─── SUPPLIED ENTRIES ───

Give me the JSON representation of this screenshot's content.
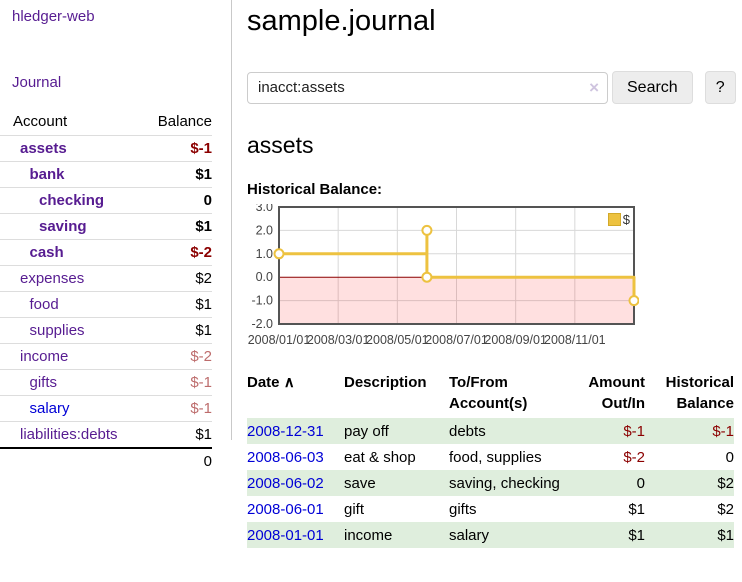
{
  "app": {
    "title": "hledger-web",
    "nav_journal": "Journal"
  },
  "sidebar": {
    "table_headers": {
      "account": "Account",
      "balance": "Balance"
    },
    "accounts": [
      {
        "name": "assets",
        "depth": 0,
        "bold": true,
        "link": "purple",
        "balance": "$-1",
        "balance_class": "neg bold"
      },
      {
        "name": "bank",
        "depth": 1,
        "bold": true,
        "link": "purple",
        "balance": "$1",
        "balance_class": "bold"
      },
      {
        "name": "checking",
        "depth": 2,
        "bold": true,
        "link": "purple",
        "balance": "0",
        "balance_class": "bold"
      },
      {
        "name": "saving",
        "depth": 2,
        "bold": true,
        "link": "purple",
        "balance": "$1",
        "balance_class": "bold"
      },
      {
        "name": "cash",
        "depth": 1,
        "bold": true,
        "link": "purple",
        "balance": "$-2",
        "balance_class": "neg bold"
      },
      {
        "name": "expenses",
        "depth": 0,
        "bold": false,
        "link": "purple",
        "balance": "$2",
        "balance_class": ""
      },
      {
        "name": "food",
        "depth": 1,
        "bold": false,
        "link": "purple",
        "balance": "$1",
        "balance_class": ""
      },
      {
        "name": "supplies",
        "depth": 1,
        "bold": false,
        "link": "purple",
        "balance": "$1",
        "balance_class": ""
      },
      {
        "name": "income",
        "depth": 0,
        "bold": false,
        "link": "purple",
        "balance": "$-2",
        "balance_class": "rose"
      },
      {
        "name": "gifts",
        "depth": 1,
        "bold": false,
        "link": "purple",
        "balance": "$-1",
        "balance_class": "rose"
      },
      {
        "name": "salary",
        "depth": 1,
        "bold": false,
        "link": "blue",
        "balance": "$-1",
        "balance_class": "rose"
      },
      {
        "name": "liabilities:debts",
        "depth": 0,
        "bold": false,
        "link": "purple",
        "balance": "$1",
        "balance_class": ""
      }
    ],
    "total": "0"
  },
  "main": {
    "title": "sample.journal",
    "search": {
      "value": "inacct:assets",
      "clear_icon": "×",
      "button": "Search",
      "help_button": "?"
    },
    "account_heading": "assets",
    "chart_label": "Historical Balance:"
  },
  "chart_data": {
    "type": "line",
    "title": "Historical Balance",
    "xlabel": "",
    "ylabel": "",
    "xlim": [
      0,
      12
    ],
    "ylim": [
      -2,
      3
    ],
    "grid": true,
    "legend_position": "top-right",
    "x_ticks": [
      {
        "x": 0,
        "label": "2008/01/01"
      },
      {
        "x": 2,
        "label": "2008/03/01"
      },
      {
        "x": 4,
        "label": "2008/05/01"
      },
      {
        "x": 6,
        "label": "2008/07/01"
      },
      {
        "x": 8,
        "label": "2008/09/01"
      },
      {
        "x": 10,
        "label": "2008/11/01"
      }
    ],
    "y_ticks": [
      {
        "v": 3,
        "label": "3.0"
      },
      {
        "v": 2,
        "label": "2.0"
      },
      {
        "v": 1,
        "label": "1.0"
      },
      {
        "v": 0,
        "label": "0.0"
      },
      {
        "v": -1,
        "label": "-1.0"
      },
      {
        "v": -2,
        "label": "-2.0"
      }
    ],
    "series": [
      {
        "name": "$",
        "color": "#edc240",
        "points": [
          [
            0,
            1
          ],
          [
            5,
            1
          ],
          [
            5,
            2
          ],
          [
            5,
            0
          ],
          [
            12,
            0
          ],
          [
            12,
            -1
          ]
        ],
        "markers": [
          [
            0,
            1
          ],
          [
            5,
            2
          ],
          [
            5,
            0
          ],
          [
            12,
            -1
          ]
        ]
      }
    ],
    "zero_line_color": "#8b0000",
    "negative_region_fill": "rgba(255,0,0,0.12)",
    "grid_color": "#d8d8d8",
    "border_color": "#545454"
  },
  "register": {
    "sort_icon": "∧",
    "columns": [
      "Date",
      "Description",
      "To/From Account(s)",
      "Amount Out/In",
      "Historical Balance"
    ],
    "rows": [
      {
        "date": "2008-12-31",
        "description": "pay off",
        "accounts": "debts",
        "amount": "$-1",
        "amount_class": "neg",
        "balance": "$-1",
        "balance_class": "neg"
      },
      {
        "date": "2008-06-03",
        "description": "eat & shop",
        "accounts": "food, supplies",
        "amount": "$-2",
        "amount_class": "neg",
        "balance": "0",
        "balance_class": ""
      },
      {
        "date": "2008-06-02",
        "description": "save",
        "accounts": "saving, checking",
        "amount": "0",
        "amount_class": "",
        "balance": "$2",
        "balance_class": ""
      },
      {
        "date": "2008-06-01",
        "description": "gift",
        "accounts": "gifts",
        "amount": "$1",
        "amount_class": "",
        "balance": "$2",
        "balance_class": ""
      },
      {
        "date": "2008-01-01",
        "description": "income",
        "accounts": "salary",
        "amount": "$1",
        "amount_class": "",
        "balance": "$1",
        "balance_class": ""
      }
    ]
  },
  "colors": {
    "link_purple": "#571c91",
    "link_blue": "#0000d6",
    "negative_strong": "#8b0000",
    "negative_soft": "#bd6c6c",
    "row_stripe_green": "#dfeedd",
    "chart_line_gold": "#edc240"
  }
}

───

— EXERCISE INSTRUCTIONS —
Write out the records above once more, word for word, with no pictures.

— RESPONSE TO THIS EXERCISE —
Give me the JSON representation of this screenshot's content.
{
  "app": {
    "title": "hledger-web",
    "nav_journal": "Journal"
  },
  "sidebar": {
    "table_headers": {
      "account": "Account",
      "balance": "Balance"
    },
    "accounts": [
      {
        "name": "assets",
        "depth": 0,
        "bold": true,
        "link": "purple",
        "balance": "$-1",
        "balance_class": "neg bold"
      },
      {
        "name": "bank",
        "depth": 1,
        "bold": true,
        "link": "purple",
        "balance": "$1",
        "balance_class": "bold"
      },
      {
        "name": "checking",
        "depth": 2,
        "bold": true,
        "link": "purple",
        "balance": "0",
        "balance_class": "bold"
      },
      {
        "name": "saving",
        "depth": 2,
        "bold": true,
        "link": "purple",
        "balance": "$1",
        "balance_class": "bold"
      },
      {
        "name": "cash",
        "depth": 1,
        "bold": true,
        "link": "purple",
        "balance": "$-2",
        "balance_class": "neg bold"
      },
      {
        "name": "expenses",
        "depth": 0,
        "bold": false,
        "link": "purple",
        "balance": "$2",
        "balance_class": ""
      },
      {
        "name": "food",
        "depth": 1,
        "bold": false,
        "link": "purple",
        "balance": "$1",
        "balance_class": ""
      },
      {
        "name": "supplies",
        "depth": 1,
        "bold": false,
        "link": "purple",
        "balance": "$1",
        "balance_class": ""
      },
      {
        "name": "income",
        "depth": 0,
        "bold": false,
        "link": "purple",
        "balance": "$-2",
        "balance_class": "rose"
      },
      {
        "name": "gifts",
        "depth": 1,
        "bold": false,
        "link": "purple",
        "balance": "$-1",
        "balance_class": "rose"
      },
      {
        "name": "salary",
        "depth": 1,
        "bold": false,
        "link": "blue",
        "balance": "$-1",
        "balance_class": "rose"
      },
      {
        "name": "liabilities:debts",
        "depth": 0,
        "bold": false,
        "link": "purple",
        "balance": "$1",
        "balance_class": ""
      }
    ],
    "total": "0"
  },
  "main": {
    "title": "sample.journal",
    "search": {
      "value": "inacct:assets",
      "clear_icon": "×",
      "button": "Search",
      "help_button": "?"
    },
    "account_heading": "assets",
    "chart_label": "Historical Balance:"
  },
  "chart_data": {
    "type": "line",
    "title": "Historical Balance",
    "xlabel": "",
    "ylabel": "",
    "xlim": [
      0,
      12
    ],
    "ylim": [
      -2,
      3
    ],
    "grid": true,
    "legend_position": "top-right",
    "x_ticks": [
      {
        "x": 0,
        "label": "2008/01/01"
      },
      {
        "x": 2,
        "label": "2008/03/01"
      },
      {
        "x": 4,
        "label": "2008/05/01"
      },
      {
        "x": 6,
        "label": "2008/07/01"
      },
      {
        "x": 8,
        "label": "2008/09/01"
      },
      {
        "x": 10,
        "label": "2008/11/01"
      }
    ],
    "y_ticks": [
      {
        "v": 3,
        "label": "3.0"
      },
      {
        "v": 2,
        "label": "2.0"
      },
      {
        "v": 1,
        "label": "1.0"
      },
      {
        "v": 0,
        "label": "0.0"
      },
      {
        "v": -1,
        "label": "-1.0"
      },
      {
        "v": -2,
        "label": "-2.0"
      }
    ],
    "series": [
      {
        "name": "$",
        "color": "#edc240",
        "points": [
          [
            0,
            1
          ],
          [
            5,
            1
          ],
          [
            5,
            2
          ],
          [
            5,
            0
          ],
          [
            12,
            0
          ],
          [
            12,
            -1
          ]
        ],
        "markers": [
          [
            0,
            1
          ],
          [
            5,
            2
          ],
          [
            5,
            0
          ],
          [
            12,
            -1
          ]
        ]
      }
    ],
    "zero_line_color": "#8b0000",
    "negative_region_fill": "rgba(255,0,0,0.12)",
    "grid_color": "#d8d8d8",
    "border_color": "#545454"
  },
  "register": {
    "sort_icon": "∧",
    "columns": [
      "Date",
      "Description",
      "To/From Account(s)",
      "Amount Out/In",
      "Historical Balance"
    ],
    "rows": [
      {
        "date": "2008-12-31",
        "description": "pay off",
        "accounts": "debts",
        "amount": "$-1",
        "amount_class": "neg",
        "balance": "$-1",
        "balance_class": "neg"
      },
      {
        "date": "2008-06-03",
        "description": "eat & shop",
        "accounts": "food, supplies",
        "amount": "$-2",
        "amount_class": "neg",
        "balance": "0",
        "balance_class": ""
      },
      {
        "date": "2008-06-02",
        "description": "save",
        "accounts": "saving, checking",
        "amount": "0",
        "amount_class": "",
        "balance": "$2",
        "balance_class": ""
      },
      {
        "date": "2008-06-01",
        "description": "gift",
        "accounts": "gifts",
        "amount": "$1",
        "amount_class": "",
        "balance": "$2",
        "balance_class": ""
      },
      {
        "date": "2008-01-01",
        "description": "income",
        "accounts": "salary",
        "amount": "$1",
        "amount_class": "",
        "balance": "$1",
        "balance_class": ""
      }
    ]
  },
  "colors": {
    "link_purple": "#571c91",
    "link_blue": "#0000d6",
    "negative_strong": "#8b0000",
    "negative_soft": "#bd6c6c",
    "row_stripe_green": "#dfeedd",
    "chart_line_gold": "#edc240"
  }
}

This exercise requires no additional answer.